• _YOUR TASK_
An exact copy of every record is needed.

— Start —

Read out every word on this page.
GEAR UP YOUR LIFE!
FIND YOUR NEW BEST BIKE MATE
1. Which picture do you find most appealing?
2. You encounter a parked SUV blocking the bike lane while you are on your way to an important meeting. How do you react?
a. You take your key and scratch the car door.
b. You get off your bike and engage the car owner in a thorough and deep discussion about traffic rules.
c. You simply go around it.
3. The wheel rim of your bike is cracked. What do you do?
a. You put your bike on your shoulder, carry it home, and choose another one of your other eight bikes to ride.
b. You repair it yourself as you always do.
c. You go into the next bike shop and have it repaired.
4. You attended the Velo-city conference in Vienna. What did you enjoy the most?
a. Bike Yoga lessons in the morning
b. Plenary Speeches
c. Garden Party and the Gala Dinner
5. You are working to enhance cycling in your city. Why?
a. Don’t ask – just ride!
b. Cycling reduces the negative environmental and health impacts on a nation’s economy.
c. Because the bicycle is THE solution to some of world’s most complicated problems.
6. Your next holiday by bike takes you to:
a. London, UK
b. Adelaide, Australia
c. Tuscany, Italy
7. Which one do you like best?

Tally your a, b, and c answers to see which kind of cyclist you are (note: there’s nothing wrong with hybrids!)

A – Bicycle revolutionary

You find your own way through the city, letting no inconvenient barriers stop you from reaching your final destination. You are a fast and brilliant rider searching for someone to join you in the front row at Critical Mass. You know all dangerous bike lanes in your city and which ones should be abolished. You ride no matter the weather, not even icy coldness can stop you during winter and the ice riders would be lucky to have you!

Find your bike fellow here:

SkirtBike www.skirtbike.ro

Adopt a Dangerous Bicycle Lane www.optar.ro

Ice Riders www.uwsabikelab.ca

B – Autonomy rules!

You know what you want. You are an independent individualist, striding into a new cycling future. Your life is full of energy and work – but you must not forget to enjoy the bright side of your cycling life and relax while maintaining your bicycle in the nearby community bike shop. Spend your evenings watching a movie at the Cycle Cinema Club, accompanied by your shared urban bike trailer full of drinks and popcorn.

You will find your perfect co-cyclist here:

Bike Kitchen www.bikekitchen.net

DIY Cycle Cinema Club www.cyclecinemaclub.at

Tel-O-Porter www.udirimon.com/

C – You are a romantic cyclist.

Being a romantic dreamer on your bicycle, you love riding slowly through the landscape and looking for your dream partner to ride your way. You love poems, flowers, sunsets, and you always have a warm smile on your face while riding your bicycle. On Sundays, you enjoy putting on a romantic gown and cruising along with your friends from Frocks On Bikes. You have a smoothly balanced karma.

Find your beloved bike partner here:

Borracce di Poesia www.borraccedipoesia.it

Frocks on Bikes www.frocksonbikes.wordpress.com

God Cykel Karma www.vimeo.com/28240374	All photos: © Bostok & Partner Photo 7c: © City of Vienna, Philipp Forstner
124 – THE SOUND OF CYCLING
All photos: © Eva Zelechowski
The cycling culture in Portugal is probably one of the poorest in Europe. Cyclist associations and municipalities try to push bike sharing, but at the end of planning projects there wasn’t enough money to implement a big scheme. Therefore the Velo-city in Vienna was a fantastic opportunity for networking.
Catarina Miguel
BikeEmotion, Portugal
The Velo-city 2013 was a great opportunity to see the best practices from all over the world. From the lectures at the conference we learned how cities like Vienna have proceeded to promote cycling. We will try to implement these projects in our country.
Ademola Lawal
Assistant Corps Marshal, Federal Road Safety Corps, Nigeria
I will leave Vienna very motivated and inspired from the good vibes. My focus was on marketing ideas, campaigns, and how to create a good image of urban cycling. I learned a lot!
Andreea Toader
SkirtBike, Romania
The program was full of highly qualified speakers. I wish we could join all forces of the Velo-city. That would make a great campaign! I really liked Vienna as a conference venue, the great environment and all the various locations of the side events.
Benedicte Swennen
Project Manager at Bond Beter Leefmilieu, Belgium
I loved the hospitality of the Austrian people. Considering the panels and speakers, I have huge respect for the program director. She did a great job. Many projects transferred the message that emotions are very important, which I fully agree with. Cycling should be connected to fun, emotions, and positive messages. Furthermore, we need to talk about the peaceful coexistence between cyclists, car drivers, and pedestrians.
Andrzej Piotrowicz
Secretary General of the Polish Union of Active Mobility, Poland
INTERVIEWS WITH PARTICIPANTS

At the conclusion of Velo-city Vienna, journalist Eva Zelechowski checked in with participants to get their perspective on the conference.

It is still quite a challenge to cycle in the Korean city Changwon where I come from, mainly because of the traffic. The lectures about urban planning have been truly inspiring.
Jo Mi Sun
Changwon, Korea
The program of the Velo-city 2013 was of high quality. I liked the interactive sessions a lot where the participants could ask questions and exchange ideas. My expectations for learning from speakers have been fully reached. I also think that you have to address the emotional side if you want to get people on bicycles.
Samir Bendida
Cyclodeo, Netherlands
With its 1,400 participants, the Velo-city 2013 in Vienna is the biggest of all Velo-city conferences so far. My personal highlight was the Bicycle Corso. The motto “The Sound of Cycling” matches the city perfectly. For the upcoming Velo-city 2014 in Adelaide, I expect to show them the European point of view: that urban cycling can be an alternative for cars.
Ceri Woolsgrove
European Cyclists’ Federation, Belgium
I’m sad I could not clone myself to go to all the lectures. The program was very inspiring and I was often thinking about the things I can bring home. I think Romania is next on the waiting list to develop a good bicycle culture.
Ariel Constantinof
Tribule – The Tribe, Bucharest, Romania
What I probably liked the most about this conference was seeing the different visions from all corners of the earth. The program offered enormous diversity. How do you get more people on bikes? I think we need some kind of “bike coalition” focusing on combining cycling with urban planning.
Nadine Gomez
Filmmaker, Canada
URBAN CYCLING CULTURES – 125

— End —

• _SOLUTION FOR THIS PROBLEM_
Read out every word on this page.
GEAR UP YOUR LIFE!
FIND YOUR NEW BEST BIKE MATE
1. Which picture do you find most appealing?
2. You encounter a parked SUV blocking the bike lane while you are on your way to an important meeting. How do you react?
a. You take your key and scratch the car door.
b. You get off your bike and engage the car owner in a thorough and deep discussion about traffic rules.
c. You simply go around it.
3. The wheel rim of your bike is cracked. What do you do?
a. You put your bike on your shoulder, carry it home, and choose another one of your other eight bikes to ride.
b. You repair it yourself as you always do.
c. You go into the next bike shop and have it repaired.
4. You attended the Velo-city conference in Vienna. What did you enjoy the most?
a. Bike Yoga lessons in the morning
b. Plenary Speeches
c. Garden Party and the Gala Dinner
5. You are working to enhance cycling in your city. Why?
a. Don’t ask – just ride!
b. Cycling reduces the negative environmental and health impacts on a nation’s economy.
c. Because the bicycle is THE solution to some of world’s most complicated problems.
6. Your next holiday by bike takes you to:
a. London, UK
b. Adelaide, Australia
c. Tuscany, Italy
7. Which one do you like best?

Tally your a, b, and c answers to see which kind of cyclist you are (note: there’s nothing wrong with hybrids!)

A – Bicycle revolutionary

You find your own way through the city, letting no inconvenient barriers stop you from reaching your final destination. You are a fast and brilliant rider searching for someone to join you in the front row at Critical Mass. You know all dangerous bike lanes in your city and which ones should be abolished. You ride no matter the weather, not even icy coldness can stop you during winter and the ice riders would be lucky to have you!

Find your bike fellow here:

SkirtBike www.skirtbike.ro

Adopt a Dangerous Bicycle Lane www.optar.ro

Ice Riders www.uwsabikelab.ca

B – Autonomy rules!

You know what you want. You are an independent individualist, striding into a new cycling future. Your life is full of energy and work – but you must not forget to enjoy the bright side of your cycling life and relax while maintaining your bicycle in the nearby community bike shop. Spend your evenings watching a movie at the Cycle Cinema Club, accompanied by your shared urban bike trailer full of drinks and popcorn.

You will find your perfect co-cyclist here:

Bike Kitchen www.bikekitchen.net

DIY Cycle Cinema Club www.cyclecinemaclub.at

Tel-O-Porter www.udirimon.com/

C – You are a romantic cyclist.

Being a romantic dreamer on your bicycle, you love riding slowly through the landscape and looking for your dream partner to ride your way. You love poems, flowers, sunsets, and you always have a warm smile on your face while riding your bicycle. On Sundays, you enjoy putting on a romantic gown and cruising along with your friends from Frocks On Bikes. You have a smoothly balanced karma.

Find your beloved bike partner here:

Borracce di Poesia www.borraccedipoesia.it

Frocks on Bikes www.frocksonbikes.wordpress.com

God Cykel Karma www.vimeo.com/28240374	All photos: © Bostok & Partner Photo 7c: © City of Vienna, Philipp Forstner
124 – THE SOUND OF CYCLING
All photos: © Eva Zelechowski
The cycling culture in Portugal is probably one of the poorest in Europe. Cyclist associations and municipalities try to push bike sharing, but at the end of planning projects there wasn’t enough money to implement a big scheme. Therefore the Velo-city in Vienna was a fantastic opportunity for networking.
Catarina Miguel
BikeEmotion, Portugal
The Velo-city 2013 was a great opportunity to see the best practices from all over the world. From the lectures at the conference we learned how cities like Vienna have proceeded to promote cycling. We will try to implement these projects in our country.
Ademola Lawal
Assistant Corps Marshal, Federal Road Safety Corps, Nigeria
I will leave Vienna very motivated and inspired from the good vibes. My focus was on marketing ideas, campaigns, and how to create a good image of urban cycling. I learned a lot!
Andreea Toader
SkirtBike, Romania
The program was full of highly qualified speakers. I wish we could join all forces of the Velo-city. That would make a great campaign! I really liked Vienna as a conference venue, the great environment and all the various locations of the side events.
Benedicte Swennen
Project Manager at Bond Beter Leefmilieu, Belgium
I loved the hospitality of the Austrian people. Considering the panels and speakers, I have huge respect for the program director. She did a great job. Many projects transferred the message that emotions are very important, which I fully agree with. Cycling should be connected to fun, emotions, and positive messages. Furthermore, we need to talk about the peaceful coexistence between cyclists, car drivers, and pedestrians.
Andrzej Piotrowicz
Secretary General of the Polish Union of Active Mobility, Poland
INTERVIEWS WITH PARTICIPANTS

At the conclusion of Velo-city Vienna, journalist Eva Zelechowski checked in with participants to get their perspective on the conference.

It is still quite a challenge to cycle in the Korean city Changwon where I come from, mainly because of the traffic. The lectures about urban planning have been truly inspiring.
Jo Mi Sun
Changwon, Korea
The program of the Velo-city 2013 was of high quality. I liked the interactive sessions a lot where the participants could ask questions and exchange ideas. My expectations for learning from speakers have been fully reached. I also think that you have to address the emotional side if you want to get people on bicycles.
Samir Bendida
Cyclodeo, Netherlands
With its 1,400 participants, the Velo-city 2013 in Vienna is the biggest of all Velo-city conferences so far. My personal highlight was the Bicycle Corso. The motto “The Sound of Cycling” matches the city perfectly. For the upcoming Velo-city 2014 in Adelaide, I expect to show them the European point of view: that urban cycling can be an alternative for cars.
Ceri Woolsgrove
European Cyclists’ Federation, Belgium
I’m sad I could not clone myself to go to all the lectures. The program was very inspiring and I was often thinking about the things I can bring home. I think Romania is next on the waiting list to develop a good bicycle culture.
Ariel Constantinof
Tribule – The Tribe, Bucharest, Romania
What I probably liked the most about this conference was seeing the different visions from all corners of the earth. The program offered enormous diversity. How do you get more people on bikes? I think we need some kind of “bike coalition” focusing on combining cycling with urban planning.
Nadine Gomez
Filmmaker, Canada
URBAN CYCLING CULTURES – 125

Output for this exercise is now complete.